§ **Task description**
Without altering anything, repeat each of the records.

§ **Listed entries**
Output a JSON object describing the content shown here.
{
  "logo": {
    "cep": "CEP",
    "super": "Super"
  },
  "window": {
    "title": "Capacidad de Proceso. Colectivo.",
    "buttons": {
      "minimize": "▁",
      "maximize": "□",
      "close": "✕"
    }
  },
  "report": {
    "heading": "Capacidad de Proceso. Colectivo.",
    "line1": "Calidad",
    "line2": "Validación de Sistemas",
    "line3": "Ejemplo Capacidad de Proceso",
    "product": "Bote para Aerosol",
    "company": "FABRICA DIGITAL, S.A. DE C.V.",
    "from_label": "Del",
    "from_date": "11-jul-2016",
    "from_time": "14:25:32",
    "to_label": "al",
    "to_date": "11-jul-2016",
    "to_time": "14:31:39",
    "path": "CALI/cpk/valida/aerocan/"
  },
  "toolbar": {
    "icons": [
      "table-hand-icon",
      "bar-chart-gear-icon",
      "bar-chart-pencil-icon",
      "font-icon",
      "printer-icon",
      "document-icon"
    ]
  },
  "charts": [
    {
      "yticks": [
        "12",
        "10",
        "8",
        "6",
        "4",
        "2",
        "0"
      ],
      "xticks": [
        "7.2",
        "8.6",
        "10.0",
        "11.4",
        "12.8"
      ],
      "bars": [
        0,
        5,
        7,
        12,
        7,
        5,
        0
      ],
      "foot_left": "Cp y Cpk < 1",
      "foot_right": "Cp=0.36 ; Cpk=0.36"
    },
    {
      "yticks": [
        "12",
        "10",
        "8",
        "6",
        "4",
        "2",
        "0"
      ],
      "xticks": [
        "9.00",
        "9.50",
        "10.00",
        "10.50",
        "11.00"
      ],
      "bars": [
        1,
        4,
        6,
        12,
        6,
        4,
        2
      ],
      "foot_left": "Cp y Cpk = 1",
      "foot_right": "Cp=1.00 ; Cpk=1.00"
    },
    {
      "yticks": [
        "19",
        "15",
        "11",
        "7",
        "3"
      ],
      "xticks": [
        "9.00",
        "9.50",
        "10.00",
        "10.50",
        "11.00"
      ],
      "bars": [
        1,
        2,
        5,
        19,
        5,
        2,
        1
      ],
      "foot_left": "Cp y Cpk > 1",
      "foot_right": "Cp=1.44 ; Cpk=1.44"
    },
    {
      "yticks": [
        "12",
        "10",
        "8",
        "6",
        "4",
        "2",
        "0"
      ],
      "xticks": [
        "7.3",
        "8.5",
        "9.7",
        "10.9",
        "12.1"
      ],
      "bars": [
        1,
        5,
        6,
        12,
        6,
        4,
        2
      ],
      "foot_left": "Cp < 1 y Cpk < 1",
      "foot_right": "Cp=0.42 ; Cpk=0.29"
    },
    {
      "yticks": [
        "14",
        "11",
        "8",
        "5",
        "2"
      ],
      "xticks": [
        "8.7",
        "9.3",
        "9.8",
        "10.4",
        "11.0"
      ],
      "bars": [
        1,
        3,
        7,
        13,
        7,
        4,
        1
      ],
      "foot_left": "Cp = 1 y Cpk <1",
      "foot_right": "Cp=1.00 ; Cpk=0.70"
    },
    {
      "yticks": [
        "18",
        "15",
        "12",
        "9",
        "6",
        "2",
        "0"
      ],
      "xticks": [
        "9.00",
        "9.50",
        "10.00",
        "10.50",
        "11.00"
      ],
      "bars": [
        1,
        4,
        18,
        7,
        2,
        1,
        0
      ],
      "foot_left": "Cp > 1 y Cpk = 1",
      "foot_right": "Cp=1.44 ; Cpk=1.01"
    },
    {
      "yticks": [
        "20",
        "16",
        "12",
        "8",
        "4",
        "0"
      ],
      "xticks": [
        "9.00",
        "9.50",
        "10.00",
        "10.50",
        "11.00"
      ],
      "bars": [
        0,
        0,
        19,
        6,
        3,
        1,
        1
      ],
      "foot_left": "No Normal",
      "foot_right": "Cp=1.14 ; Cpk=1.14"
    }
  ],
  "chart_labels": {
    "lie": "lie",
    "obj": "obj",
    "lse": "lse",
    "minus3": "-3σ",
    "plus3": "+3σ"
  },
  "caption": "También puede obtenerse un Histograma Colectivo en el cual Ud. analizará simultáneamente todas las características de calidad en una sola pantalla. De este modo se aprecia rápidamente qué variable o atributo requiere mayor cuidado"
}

§ **The solution**
Output a JSON object describing the content shown here.
{
  "logo": {
    "cep": "CEP",
    "super": "Super"
  },
  "window": {
    "title": "Capacidad de Proceso. Colectivo.",
    "buttons": {
      "minimize": "▁",
      "maximize": "□",
      "close": "✕"
    }
  },
  "report": {
    "heading": "Capacidad de Proceso. Colectivo.",
    "line1": "Calidad",
    "line2": "Validación de Sistemas",
    "line3": "Ejemplo Capacidad de Proceso",
    "product": "Bote para Aerosol",
    "company": "FABRICA DIGITAL, S.A. DE C.V.",
    "from_label": "Del",
    "from_date": "11-jul-2016",
    "from_time": "14:25:32",
    "to_label": "al",
    "to_date": "11-jul-2016",
    "to_time": "14:31:39",
    "path": "CALI/cpk/valida/aerocan/"
  },
  "toolbar": {
    "icons": [
      "table-hand-icon",
      "bar-chart-gear-icon",
      "bar-chart-pencil-icon",
      "font-icon",
      "printer-icon",
      "document-icon"
    ]
  },
  "charts": [
    {
      "yticks": [
        "12",
        "10",
        "8",
        "6",
        "4",
        "2",
        "0"
      ],
      "xticks": [
        "7.2",
        "8.6",
        "10.0",
        "11.4",
        "12.8"
      ],
      "bars": [
        0,
        5,
        7,
        12,
        7,
        5,
        0
      ],
      "foot_left": "Cp y Cpk < 1",
      "foot_right": "Cp=0.36 ; Cpk=0.36"
    },
    {
      "yticks": [
        "12",
        "10",
        "8",
        "6",
        "4",
        "2",
        "0"
      ],
      "xticks": [
        "9.00",
        "9.50",
        "10.00",
        "10.50",
        "11.00"
      ],
      "bars": [
        1,
        4,
        6,
        12,
        6,
        4,
        2
      ],
      "foot_left": "Cp y Cpk = 1",
      "foot_right": "Cp=1.00 ; Cpk=1.00"
    },
    {
      "yticks": [
        "19",
        "15",
        "11",
        "7",
        "3"
      ],
      "xticks": [
        "9.00",
        "9.50",
        "10.00",
        "10.50",
        "11.00"
      ],
      "bars": [
        1,
        2,
        5,
        19,
        5,
        2,
        1
      ],
      "foot_left": "Cp y Cpk > 1",
      "foot_right": "Cp=1.44 ; Cpk=1.44"
    },
    {
      "yticks": [
        "12",
        "10",
        "8",
        "6",
        "4",
        "2",
        "0"
      ],
      "xticks": [
        "7.3",
        "8.5",
        "9.7",
        "10.9",
        "12.1"
      ],
      "bars": [
        1,
        5,
        6,
        12,
        6,
        4,
        2
      ],
      "foot_left": "Cp < 1 y Cpk < 1",
      "foot_right": "Cp=0.42 ; Cpk=0.29"
    },
    {
      "yticks": [
        "14",
        "11",
        "8",
        "5",
        "2"
      ],
      "xticks": [
        "8.7",
        "9.3",
        "9.8",
        "10.4",
        "11.0"
      ],
      "bars": [
        1,
        3,
        7,
        13,
        7,
        4,
        1
      ],
      "foot_left": "Cp = 1 y Cpk <1",
      "foot_right": "Cp=1.00 ; Cpk=0.70"
    },
    {
      "yticks": [
        "18",
        "15",
        "12",
        "9",
        "6",
        "2",
        "0"
      ],
      "xticks": [
        "9.00",
        "9.50",
        "10.00",
        "10.50",
        "11.00"
      ],
      "bars": [
        1,
        4,
        18,
        7,
        2,
        1,
        0
      ],
      "foot_left": "Cp > 1 y Cpk = 1",
      "foot_right": "Cp=1.44 ; Cpk=1.01"
    },
    {
      "yticks": [
        "20",
        "16",
        "12",
        "8",
        "4",
        "0"
      ],
      "xticks": [
        "9.00",
        "9.50",
        "10.00",
        "10.50",
        "11.00"
      ],
      "bars": [
        0,
        0,
        19,
        6,
        3,
        1,
        1
      ],
      "foot_left": "No Normal",
      "foot_right": "Cp=1.14 ; Cpk=1.14"
    }
  ],
  "chart_labels": {
    "lie": "lie",
    "obj": "obj",
    "lse": "lse",
    "minus3": "-3σ",
    "plus3": "+3σ"
  },
  "caption": "También puede obtenerse un Histograma Colectivo en el cual Ud. analizará simultáneamente todas las características de calidad en una sola pantalla. De este modo se aprecia rápidamente qué variable o atributo requiere mayor cuidado"
}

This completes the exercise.